(What you are asked to do)
Once the pictures are set aside, transcribe the remaining data exactly.

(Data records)
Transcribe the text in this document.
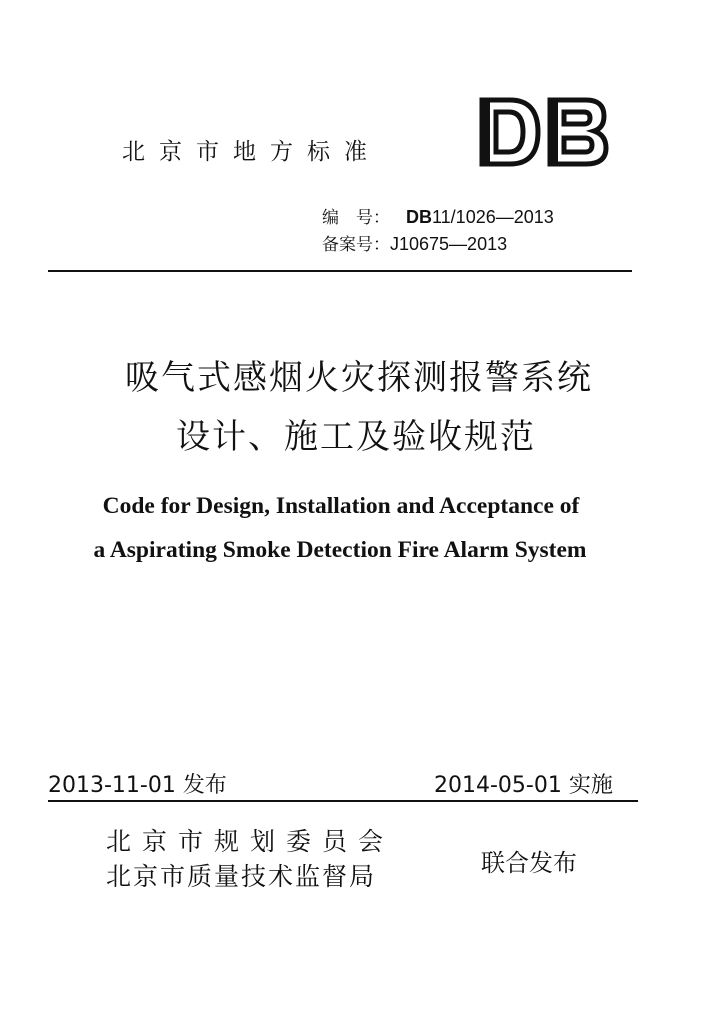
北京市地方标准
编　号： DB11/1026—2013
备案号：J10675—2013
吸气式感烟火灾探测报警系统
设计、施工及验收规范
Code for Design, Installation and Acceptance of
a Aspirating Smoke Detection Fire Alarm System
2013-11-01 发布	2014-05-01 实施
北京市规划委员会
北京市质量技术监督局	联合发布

(The output)
Transcribe the text in this document.
北京市地方标准
编　号： DB11/1026—2013
备案号：J10675—2013
吸气式感烟火灾探测报警系统
设计、施工及验收规范
Code for Design, Installation and Acceptance of
a Aspirating Smoke Detection Fire Alarm System
2013-11-01 发布	2014-05-01 实施
北京市规划委员会
北京市质量技术监督局	联合发布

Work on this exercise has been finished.